TASK GOAL> Can you write out the whole listing exactly?
— Start of DATA LINES —
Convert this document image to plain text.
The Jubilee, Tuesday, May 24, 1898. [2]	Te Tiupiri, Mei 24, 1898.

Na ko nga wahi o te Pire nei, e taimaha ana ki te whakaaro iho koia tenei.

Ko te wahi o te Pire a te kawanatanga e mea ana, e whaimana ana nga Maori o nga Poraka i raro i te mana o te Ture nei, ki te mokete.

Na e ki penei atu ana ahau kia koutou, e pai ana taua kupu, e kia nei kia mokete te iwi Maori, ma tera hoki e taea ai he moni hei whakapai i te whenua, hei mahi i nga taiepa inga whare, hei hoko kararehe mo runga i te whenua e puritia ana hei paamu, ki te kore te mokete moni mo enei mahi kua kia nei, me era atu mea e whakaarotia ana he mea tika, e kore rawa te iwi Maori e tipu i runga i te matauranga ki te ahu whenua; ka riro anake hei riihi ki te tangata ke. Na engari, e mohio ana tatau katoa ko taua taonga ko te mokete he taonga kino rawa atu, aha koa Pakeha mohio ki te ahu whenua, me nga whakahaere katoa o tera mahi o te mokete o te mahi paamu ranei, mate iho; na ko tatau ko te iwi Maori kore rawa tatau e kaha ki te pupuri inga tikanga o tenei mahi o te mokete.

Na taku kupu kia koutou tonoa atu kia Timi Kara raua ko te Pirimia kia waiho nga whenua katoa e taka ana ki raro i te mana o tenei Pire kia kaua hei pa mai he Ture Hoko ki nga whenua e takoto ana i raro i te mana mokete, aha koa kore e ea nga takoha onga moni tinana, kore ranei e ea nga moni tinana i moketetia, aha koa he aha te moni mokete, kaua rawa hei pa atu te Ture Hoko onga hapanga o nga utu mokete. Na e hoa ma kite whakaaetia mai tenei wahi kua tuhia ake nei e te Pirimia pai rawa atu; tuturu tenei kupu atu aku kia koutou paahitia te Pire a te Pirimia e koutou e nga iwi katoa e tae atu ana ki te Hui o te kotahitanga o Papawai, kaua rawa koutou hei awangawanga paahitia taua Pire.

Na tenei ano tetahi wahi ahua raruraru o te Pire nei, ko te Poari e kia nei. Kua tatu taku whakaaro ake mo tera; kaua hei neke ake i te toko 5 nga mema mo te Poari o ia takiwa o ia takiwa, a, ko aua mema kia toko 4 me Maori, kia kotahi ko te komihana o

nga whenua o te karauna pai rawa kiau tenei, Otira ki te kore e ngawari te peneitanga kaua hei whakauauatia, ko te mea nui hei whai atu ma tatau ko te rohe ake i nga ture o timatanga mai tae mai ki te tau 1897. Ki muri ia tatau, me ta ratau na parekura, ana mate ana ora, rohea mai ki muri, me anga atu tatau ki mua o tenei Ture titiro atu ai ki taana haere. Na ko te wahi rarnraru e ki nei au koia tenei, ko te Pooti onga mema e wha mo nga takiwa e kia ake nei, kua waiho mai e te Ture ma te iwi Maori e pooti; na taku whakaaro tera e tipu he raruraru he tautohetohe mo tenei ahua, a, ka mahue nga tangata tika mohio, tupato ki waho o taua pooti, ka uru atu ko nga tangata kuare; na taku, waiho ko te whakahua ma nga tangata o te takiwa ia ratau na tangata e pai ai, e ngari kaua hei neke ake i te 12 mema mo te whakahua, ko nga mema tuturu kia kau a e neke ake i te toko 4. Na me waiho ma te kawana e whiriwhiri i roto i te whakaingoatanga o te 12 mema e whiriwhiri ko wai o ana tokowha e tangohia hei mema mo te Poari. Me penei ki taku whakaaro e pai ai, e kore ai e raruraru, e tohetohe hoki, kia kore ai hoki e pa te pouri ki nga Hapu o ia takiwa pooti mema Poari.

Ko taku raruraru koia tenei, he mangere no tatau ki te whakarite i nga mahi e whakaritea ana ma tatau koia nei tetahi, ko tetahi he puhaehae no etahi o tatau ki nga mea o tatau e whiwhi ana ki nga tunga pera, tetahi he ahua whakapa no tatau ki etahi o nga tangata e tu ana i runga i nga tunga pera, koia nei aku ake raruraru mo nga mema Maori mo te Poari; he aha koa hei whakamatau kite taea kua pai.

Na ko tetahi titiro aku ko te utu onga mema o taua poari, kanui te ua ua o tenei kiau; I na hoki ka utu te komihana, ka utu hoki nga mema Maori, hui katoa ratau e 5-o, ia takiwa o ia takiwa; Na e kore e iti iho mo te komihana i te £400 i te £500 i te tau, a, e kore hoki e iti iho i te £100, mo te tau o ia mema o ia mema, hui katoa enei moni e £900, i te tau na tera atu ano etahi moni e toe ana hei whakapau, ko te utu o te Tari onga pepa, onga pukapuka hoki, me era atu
— End of DATA LINES —
COMPLETED EXERCISE>
Convert this document image to plain text.
The Jubilee, Tuesday, May 24, 1898. [2]	Te Tiupiri, Mei 24, 1898.

Na ko nga wahi o te Pire nei, e taimaha ana ki te whakaaro iho koia tenei.

Ko te wahi o te Pire a te kawanatanga e mea ana, e whaimana ana nga Maori o nga Poraka i raro i te mana o te Ture nei, ki te mokete.

Na e ki penei atu ana ahau kia koutou, e pai ana taua kupu, e kia nei kia mokete te iwi Maori, ma tera hoki e taea ai he moni hei whakapai i te whenua, hei mahi i nga taiepa inga whare, hei hoko kararehe mo runga i te whenua e puritia ana hei paamu, ki te kore te mokete moni mo enei mahi kua kia nei, me era atu mea e whakaarotia ana he mea tika, e kore rawa te iwi Maori e tipu i runga i te matauranga ki te ahu whenua; ka riro anake hei riihi ki te tangata ke. Na engari, e mohio ana tatau katoa ko taua taonga ko te mokete he taonga kino rawa atu, aha koa Pakeha mohio ki te ahu whenua, me nga whakahaere katoa o tera mahi o te mokete o te mahi paamu ranei, mate iho; na ko tatau ko te iwi Maori kore rawa tatau e kaha ki te pupuri inga tikanga o tenei mahi o te mokete.

Na taku kupu kia koutou tonoa atu kia Timi Kara raua ko te Pirimia kia waiho nga whenua katoa e taka ana ki raro i te mana o tenei Pire kia kaua hei pa mai he Ture Hoko ki nga whenua e takoto ana i raro i te mana mokete, aha koa kore e ea nga takoha onga moni tinana, kore ranei e ea nga moni tinana i moketetia, aha koa he aha te moni mokete, kaua rawa hei pa atu te Ture Hoko onga hapanga o nga utu mokete. Na e hoa ma kite whakaaetia mai tenei wahi kua tuhia ake nei e te Pirimia pai rawa atu; tuturu tenei kupu atu aku kia koutou paahitia te Pire a te Pirimia e koutou e nga iwi katoa e tae atu ana ki te Hui o te kotahitanga o Papawai, kaua rawa koutou hei awangawanga paahitia taua Pire.

Na tenei ano tetahi wahi ahua raruraru o te Pire nei, ko te Poari e kia nei. Kua tatu taku whakaaro ake mo tera; kaua hei neke ake i te toko 5 nga mema mo te Poari o ia takiwa o ia takiwa, a, ko aua mema kia toko 4 me Maori, kia kotahi ko te komihana o

nga whenua o te karauna pai rawa kiau tenei, Otira ki te kore e ngawari te peneitanga kaua hei whakauauatia, ko te mea nui hei whai atu ma tatau ko te rohe ake i nga ture o timatanga mai tae mai ki te tau 1897. Ki muri ia tatau, me ta ratau na parekura, ana mate ana ora, rohea mai ki muri, me anga atu tatau ki mua o tenei Ture titiro atu ai ki taana haere. Na ko te wahi rarnraru e ki nei au koia tenei, ko te Pooti onga mema e wha mo nga takiwa e kia ake nei, kua waiho mai e te Ture ma te iwi Maori e pooti; na taku whakaaro tera e tipu he raruraru he tautohetohe mo tenei ahua, a, ka mahue nga tangata tika mohio, tupato ki waho o taua pooti, ka uru atu ko nga tangata kuare; na taku, waiho ko te whakahua ma nga tangata o te takiwa ia ratau na tangata e pai ai, e ngari kaua hei neke ake i te 12 mema mo te whakahua, ko nga mema tuturu kia kau a e neke ake i te toko 4. Na me waiho ma te kawana e whiriwhiri i roto i te whakaingoatanga o te 12 mema e whiriwhiri ko wai o ana tokowha e tangohia hei mema mo te Poari. Me penei ki taku whakaaro e pai ai, e kore ai e raruraru, e tohetohe hoki, kia kore ai hoki e pa te pouri ki nga Hapu o ia takiwa pooti mema Poari.

Ko taku raruraru koia tenei, he mangere no tatau ki te whakarite i nga mahi e whakaritea ana ma tatau koia nei tetahi, ko tetahi he puhaehae no etahi o tatau ki nga mea o tatau e whiwhi ana ki nga tunga pera, tetahi he ahua whakapa no tatau ki etahi o nga tangata e tu ana i runga i nga tunga pera, koia nei aku ake raruraru mo nga mema Maori mo te Poari; he aha koa hei whakamatau kite taea kua pai.

Na ko tetahi titiro aku ko te utu onga mema o taua poari, kanui te ua ua o tenei kiau; I na hoki ka utu te komihana, ka utu hoki nga mema Maori, hui katoa ratau e 5-o, ia takiwa o ia takiwa; Na e kore e iti iho mo te komihana i te £400 i te £500 i te tau, a, e kore hoki e iti iho i te £100, mo te tau o ia mema o ia mema, hui katoa enei moni e £900, i te tau na tera atu ano etahi moni e toe ana hei whakapau, ko te utu o te Tari onga pepa, onga pukapuka hoki, me era atu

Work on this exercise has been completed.